--- START DATA RECORDS ---
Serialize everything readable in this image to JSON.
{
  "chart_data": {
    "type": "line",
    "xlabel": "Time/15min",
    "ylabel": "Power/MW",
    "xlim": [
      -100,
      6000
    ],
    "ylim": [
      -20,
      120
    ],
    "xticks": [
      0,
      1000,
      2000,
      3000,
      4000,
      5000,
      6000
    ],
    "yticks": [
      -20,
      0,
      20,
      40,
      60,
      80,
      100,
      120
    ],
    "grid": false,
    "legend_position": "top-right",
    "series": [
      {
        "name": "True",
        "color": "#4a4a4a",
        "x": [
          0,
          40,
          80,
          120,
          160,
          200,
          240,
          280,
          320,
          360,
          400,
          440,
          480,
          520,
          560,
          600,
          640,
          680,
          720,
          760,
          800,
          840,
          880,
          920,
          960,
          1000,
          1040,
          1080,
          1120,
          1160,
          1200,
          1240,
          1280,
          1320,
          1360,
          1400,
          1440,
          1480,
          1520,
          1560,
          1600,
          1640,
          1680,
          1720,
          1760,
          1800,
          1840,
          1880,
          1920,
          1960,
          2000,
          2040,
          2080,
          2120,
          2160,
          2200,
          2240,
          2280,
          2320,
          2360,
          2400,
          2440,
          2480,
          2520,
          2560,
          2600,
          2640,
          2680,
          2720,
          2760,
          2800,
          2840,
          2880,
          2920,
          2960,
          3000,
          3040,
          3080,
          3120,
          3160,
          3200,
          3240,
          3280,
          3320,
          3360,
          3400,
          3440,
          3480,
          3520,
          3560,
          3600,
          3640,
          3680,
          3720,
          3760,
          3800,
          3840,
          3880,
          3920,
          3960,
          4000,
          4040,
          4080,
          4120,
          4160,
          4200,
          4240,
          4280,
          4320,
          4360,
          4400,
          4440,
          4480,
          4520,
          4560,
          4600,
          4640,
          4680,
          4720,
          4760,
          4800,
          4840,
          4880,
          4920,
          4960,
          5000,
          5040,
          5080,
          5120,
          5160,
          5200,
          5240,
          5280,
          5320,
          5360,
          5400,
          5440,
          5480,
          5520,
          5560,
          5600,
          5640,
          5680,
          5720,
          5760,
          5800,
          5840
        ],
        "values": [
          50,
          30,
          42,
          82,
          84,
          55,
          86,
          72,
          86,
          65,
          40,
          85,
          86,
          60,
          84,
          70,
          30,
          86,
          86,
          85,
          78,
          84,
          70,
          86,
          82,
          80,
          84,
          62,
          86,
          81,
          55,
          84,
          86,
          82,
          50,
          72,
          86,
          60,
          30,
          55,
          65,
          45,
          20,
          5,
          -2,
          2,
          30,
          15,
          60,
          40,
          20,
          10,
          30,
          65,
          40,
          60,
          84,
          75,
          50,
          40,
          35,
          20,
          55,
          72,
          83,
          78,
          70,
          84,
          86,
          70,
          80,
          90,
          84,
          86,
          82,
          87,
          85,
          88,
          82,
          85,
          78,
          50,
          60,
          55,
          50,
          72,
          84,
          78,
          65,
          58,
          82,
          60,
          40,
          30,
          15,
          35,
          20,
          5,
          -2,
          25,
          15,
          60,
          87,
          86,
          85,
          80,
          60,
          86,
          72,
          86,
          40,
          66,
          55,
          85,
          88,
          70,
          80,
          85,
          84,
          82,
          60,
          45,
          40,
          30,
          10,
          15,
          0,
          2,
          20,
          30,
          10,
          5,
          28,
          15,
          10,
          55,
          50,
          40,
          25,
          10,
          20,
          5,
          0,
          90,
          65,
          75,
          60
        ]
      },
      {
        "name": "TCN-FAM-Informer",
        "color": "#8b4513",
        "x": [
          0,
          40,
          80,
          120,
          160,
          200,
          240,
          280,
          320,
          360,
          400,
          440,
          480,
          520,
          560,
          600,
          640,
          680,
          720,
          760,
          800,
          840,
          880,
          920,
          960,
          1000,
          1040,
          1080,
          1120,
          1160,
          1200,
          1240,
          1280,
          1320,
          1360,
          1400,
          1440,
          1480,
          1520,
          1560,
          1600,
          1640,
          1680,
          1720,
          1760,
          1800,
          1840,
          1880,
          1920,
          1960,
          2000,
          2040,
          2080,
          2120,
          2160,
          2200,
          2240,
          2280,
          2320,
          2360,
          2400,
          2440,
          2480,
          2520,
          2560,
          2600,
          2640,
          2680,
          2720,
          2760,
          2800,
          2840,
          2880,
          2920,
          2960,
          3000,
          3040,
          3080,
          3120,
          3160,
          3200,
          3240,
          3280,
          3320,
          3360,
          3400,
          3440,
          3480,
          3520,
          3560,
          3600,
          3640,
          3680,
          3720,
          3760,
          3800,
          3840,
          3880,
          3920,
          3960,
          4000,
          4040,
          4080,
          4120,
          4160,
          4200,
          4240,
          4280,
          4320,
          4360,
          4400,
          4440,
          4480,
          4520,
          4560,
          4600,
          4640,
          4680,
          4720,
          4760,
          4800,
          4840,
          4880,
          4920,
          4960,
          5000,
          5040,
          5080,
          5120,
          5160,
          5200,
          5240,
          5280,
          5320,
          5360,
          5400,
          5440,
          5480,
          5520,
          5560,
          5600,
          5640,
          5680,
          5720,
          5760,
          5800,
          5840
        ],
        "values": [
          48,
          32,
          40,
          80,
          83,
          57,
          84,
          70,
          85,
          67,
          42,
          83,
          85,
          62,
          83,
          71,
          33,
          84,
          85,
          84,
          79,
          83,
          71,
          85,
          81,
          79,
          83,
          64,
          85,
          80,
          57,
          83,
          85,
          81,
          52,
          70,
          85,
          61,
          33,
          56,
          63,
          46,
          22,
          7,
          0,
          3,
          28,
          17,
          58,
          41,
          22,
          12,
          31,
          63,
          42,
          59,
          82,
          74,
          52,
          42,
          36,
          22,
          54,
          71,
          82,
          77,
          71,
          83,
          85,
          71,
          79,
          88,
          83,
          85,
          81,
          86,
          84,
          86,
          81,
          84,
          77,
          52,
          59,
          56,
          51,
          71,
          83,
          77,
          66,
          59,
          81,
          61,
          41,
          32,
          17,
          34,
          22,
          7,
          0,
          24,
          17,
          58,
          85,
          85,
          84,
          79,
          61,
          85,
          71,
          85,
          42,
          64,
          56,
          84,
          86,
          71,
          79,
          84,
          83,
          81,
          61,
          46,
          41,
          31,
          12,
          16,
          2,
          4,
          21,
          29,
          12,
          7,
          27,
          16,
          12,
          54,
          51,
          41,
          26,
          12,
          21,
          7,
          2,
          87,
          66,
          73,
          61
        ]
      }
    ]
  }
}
--- END DATA RECORDS ---
◆ **WHAT YOU SHOULD DO**
Repeat all of the records above exactly as they appear.

◆ **PROBLEM SOLUTION**
Serialize everything readable in this image to JSON.
{
  "chart_data": {
    "type": "line",
    "xlabel": "Time/15min",
    "ylabel": "Power/MW",
    "xlim": [
      -100,
      6000
    ],
    "ylim": [
      -20,
      120
    ],
    "xticks": [
      0,
      1000,
      2000,
      3000,
      4000,
      5000,
      6000
    ],
    "yticks": [
      -20,
      0,
      20,
      40,
      60,
      80,
      100,
      120
    ],
    "grid": false,
    "legend_position": "top-right",
    "series": [
      {
        "name": "True",
        "color": "#4a4a4a",
        "x": [
          0,
          40,
          80,
          120,
          160,
          200,
          240,
          280,
          320,
          360,
          400,
          440,
          480,
          520,
          560,
          600,
          640,
          680,
          720,
          760,
          800,
          840,
          880,
          920,
          960,
          1000,
          1040,
          1080,
          1120,
          1160,
          1200,
          1240,
          1280,
          1320,
          1360,
          1400,
          1440,
          1480,
          1520,
          1560,
          1600,
          1640,
          1680,
          1720,
          1760,
          1800,
          1840,
          1880,
          1920,
          1960,
          2000,
          2040,
          2080,
          2120,
          2160,
          2200,
          2240,
          2280,
          2320,
          2360,
          2400,
          2440,
          2480,
          2520,
          2560,
          2600,
          2640,
          2680,
          2720,
          2760,
          2800,
          2840,
          2880,
          2920,
          2960,
          3000,
          3040,
          3080,
          3120,
          3160,
          3200,
          3240,
          3280,
          3320,
          3360,
          3400,
          3440,
          3480,
          3520,
          3560,
          3600,
          3640,
          3680,
          3720,
          3760,
          3800,
          3840,
          3880,
          3920,
          3960,
          4000,
          4040,
          4080,
          4120,
          4160,
          4200,
          4240,
          4280,
          4320,
          4360,
          4400,
          4440,
          4480,
          4520,
          4560,
          4600,
          4640,
          4680,
          4720,
          4760,
          4800,
          4840,
          4880,
          4920,
          4960,
          5000,
          5040,
          5080,
          5120,
          5160,
          5200,
          5240,
          5280,
          5320,
          5360,
          5400,
          5440,
          5480,
          5520,
          5560,
          5600,
          5640,
          5680,
          5720,
          5760,
          5800,
          5840
        ],
        "values": [
          50,
          30,
          42,
          82,
          84,
          55,
          86,
          72,
          86,
          65,
          40,
          85,
          86,
          60,
          84,
          70,
          30,
          86,
          86,
          85,
          78,
          84,
          70,
          86,
          82,
          80,
          84,
          62,
          86,
          81,
          55,
          84,
          86,
          82,
          50,
          72,
          86,
          60,
          30,
          55,
          65,
          45,
          20,
          5,
          -2,
          2,
          30,
          15,
          60,
          40,
          20,
          10,
          30,
          65,
          40,
          60,
          84,
          75,
          50,
          40,
          35,
          20,
          55,
          72,
          83,
          78,
          70,
          84,
          86,
          70,
          80,
          90,
          84,
          86,
          82,
          87,
          85,
          88,
          82,
          85,
          78,
          50,
          60,
          55,
          50,
          72,
          84,
          78,
          65,
          58,
          82,
          60,
          40,
          30,
          15,
          35,
          20,
          5,
          -2,
          25,
          15,
          60,
          87,
          86,
          85,
          80,
          60,
          86,
          72,
          86,
          40,
          66,
          55,
          85,
          88,
          70,
          80,
          85,
          84,
          82,
          60,
          45,
          40,
          30,
          10,
          15,
          0,
          2,
          20,
          30,
          10,
          5,
          28,
          15,
          10,
          55,
          50,
          40,
          25,
          10,
          20,
          5,
          0,
          90,
          65,
          75,
          60
        ]
      },
      {
        "name": "TCN-FAM-Informer",
        "color": "#8b4513",
        "x": [
          0,
          40,
          80,
          120,
          160,
          200,
          240,
          280,
          320,
          360,
          400,
          440,
          480,
          520,
          560,
          600,
          640,
          680,
          720,
          760,
          800,
          840,
          880,
          920,
          960,
          1000,
          1040,
          1080,
          1120,
          1160,
          1200,
          1240,
          1280,
          1320,
          1360,
          1400,
          1440,
          1480,
          1520,
          1560,
          1600,
          1640,
          1680,
          1720,
          1760,
          1800,
          1840,
          1880,
          1920,
          1960,
          2000,
          2040,
          2080,
          2120,
          2160,
          2200,
          2240,
          2280,
          2320,
          2360,
          2400,
          2440,
          2480,
          2520,
          2560,
          2600,
          2640,
          2680,
          2720,
          2760,
          2800,
          2840,
          2880,
          2920,
          2960,
          3000,
          3040,
          3080,
          3120,
          3160,
          3200,
          3240,
          3280,
          3320,
          3360,
          3400,
          3440,
          3480,
          3520,
          3560,
          3600,
          3640,
          3680,
          3720,
          3760,
          3800,
          3840,
          3880,
          3920,
          3960,
          4000,
          4040,
          4080,
          4120,
          4160,
          4200,
          4240,
          4280,
          4320,
          4360,
          4400,
          4440,
          4480,
          4520,
          4560,
          4600,
          4640,
          4680,
          4720,
          4760,
          4800,
          4840,
          4880,
          4920,
          4960,
          5000,
          5040,
          5080,
          5120,
          5160,
          5200,
          5240,
          5280,
          5320,
          5360,
          5400,
          5440,
          5480,
          5520,
          5560,
          5600,
          5640,
          5680,
          5720,
          5760,
          5800,
          5840
        ],
        "values": [
          48,
          32,
          40,
          80,
          83,
          57,
          84,
          70,
          85,
          67,
          42,
          83,
          85,
          62,
          83,
          71,
          33,
          84,
          85,
          84,
          79,
          83,
          71,
          85,
          81,
          79,
          83,
          64,
          85,
          80,
          57,
          83,
          85,
          81,
          52,
          70,
          85,
          61,
          33,
          56,
          63,
          46,
          22,
          7,
          0,
          3,
          28,
          17,
          58,
          41,
          22,
          12,
          31,
          63,
          42,
          59,
          82,
          74,
          52,
          42,
          36,
          22,
          54,
          71,
          82,
          77,
          71,
          83,
          85,
          71,
          79,
          88,
          83,
          85,
          81,
          86,
          84,
          86,
          81,
          84,
          77,
          52,
          59,
          56,
          51,
          71,
          83,
          77,
          66,
          59,
          81,
          61,
          41,
          32,
          17,
          34,
          22,
          7,
          0,
          24,
          17,
          58,
          85,
          85,
          84,
          79,
          61,
          85,
          71,
          85,
          42,
          64,
          56,
          84,
          86,
          71,
          79,
          84,
          83,
          81,
          61,
          46,
          41,
          31,
          12,
          16,
          2,
          4,
          21,
          29,
          12,
          7,
          27,
          16,
          12,
          54,
          51,
          41,
          26,
          12,
          21,
          7,
          2,
          87,
          66,
          73,
          61
        ]
      }
    ]
  }
}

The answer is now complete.